━━━━━ Testo da leggere

Luoghi selvaggi e incontaminati, in cui la presenza dell’uomo è indesiderata. Intrecci ingarbugliati di fogliame. Labirinti. Atmosfere sottomarine psichedeliche. Scimmiette dalle espressioni antropomorfe…Sophia Schama, di origini bulgare, ma reduce da recenti studi d’arte a Dresda, dove ha potuto approfondire lo studio di una grande tradizione pittorica, costruisce immagini impietose, claustrofobiche. In cui l’occhio dello spettatore si perde alla ricerca di un punto di fuga inesistente. Nel tentativo di individuare, all’interno dello spazio del quadro, un possibile ancoraggio. Oppure l’orizzonte. Poiché il riferimento all’elemento naturale resta esplicito solo in alcune tele di ampie dimensioni nelle quali grossi squali, persi nelle profondità degli abissi più neri, campeggiano in primo piano.

━━━━━━━━━━
━━━━━ Dati mostrati

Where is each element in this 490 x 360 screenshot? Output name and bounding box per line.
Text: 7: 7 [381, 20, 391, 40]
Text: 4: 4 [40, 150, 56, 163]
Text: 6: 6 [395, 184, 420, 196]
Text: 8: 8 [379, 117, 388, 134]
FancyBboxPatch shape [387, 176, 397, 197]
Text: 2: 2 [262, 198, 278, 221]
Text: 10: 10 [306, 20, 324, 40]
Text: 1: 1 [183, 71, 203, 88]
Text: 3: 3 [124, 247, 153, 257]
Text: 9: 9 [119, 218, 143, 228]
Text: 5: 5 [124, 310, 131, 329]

━━━━━━━━━━

*Compito esercizio*: Secondo il testo da leggere, in quale città Sophia Schama ha svolto i suoi recenti studi d'arte?

*Risposta completa*: A Dresda.